▶ **The records**:

◇ ◇ ◇ ◇

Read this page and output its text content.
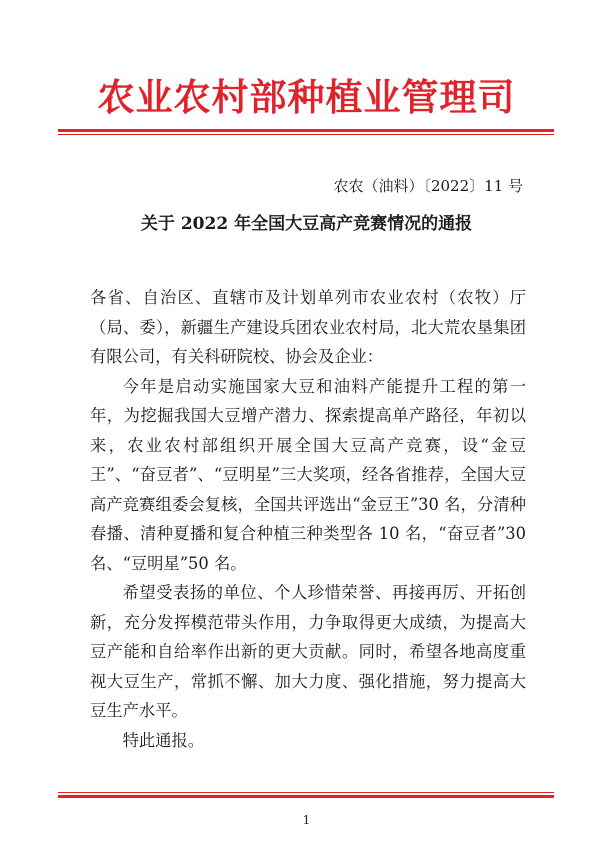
农业农村部种植业管理司
农农（油料）〔2022〕11 号
关于 2022 年全国大豆高产竞赛情况的通报

各省、自治区、直辖市及计划单列市农业农村（农牧）厅（局、委），新疆生产建设兵团农业农村局，北大荒农垦集团有限公司，有关科研院校、协会及企业：

今年是启动实施国家大豆和油料产能提升工程的第一年，为挖掘我国大豆增产潜力、探索提高单产路径，年初以来，农业农村部组织开展全国大豆高产竞赛，设“金豆王”、“奋豆者”、“豆明星”三大奖项，经各省推荐，全国大豆高产竞赛组委会复核，全国共评选出“金豆王”30 名，分清种春播、清种夏播和复合种植三种类型各 10 名，“奋豆者”30 名、“豆明星”50 名。

希望受表扬的单位、个人珍惜荣誉、再接再厉、开拓创新，充分发挥模范带头作用，力争取得更大成绩，为提高大豆产能和自给率作出新的更大贡献。同时，希望各地高度重视大豆生产，常抓不懈、加大力度、强化措施，努力提高大豆生产水平。

特此通报。

1
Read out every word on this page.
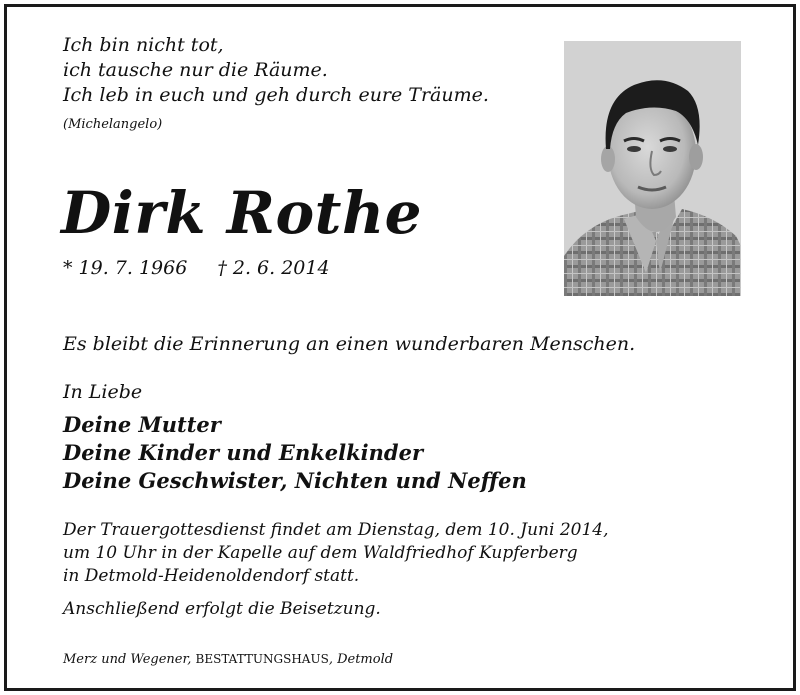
Ich bin nicht tot,
ich tausche nur die Räume.
Ich leb in euch und geh durch eure Träume.
(Michelangelo)
Dirk Rothe
* 19. 7. 1966 † 2. 6. 2014
Es bleibt die Erinnerung an einen wunderbaren Menschen.
In Liebe
Deine Mutter
Deine Kinder und Enkelkinder
Deine Geschwister, Nichten und Neffen
Der Trauergottesdienst findet am Dienstag, dem 10. Juni 2014,
um 10 Uhr in der Kapelle auf dem Waldfriedhof Kupferberg
in Detmold-Heidenoldendorf statt.
Anschließend erfolgt die Beisetzung.
Merz und Wegener, BESTATTUNGSHAUS, Detmold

◇ ◇ ◇ ◇

▶ **What this task involves**: Filter lines by "Deine" and return each hit.

▶ **Task answer**:
Deine Mutter
Deine Kinder und Enkelkinder
Deine Geschwister, Nichten und Neffen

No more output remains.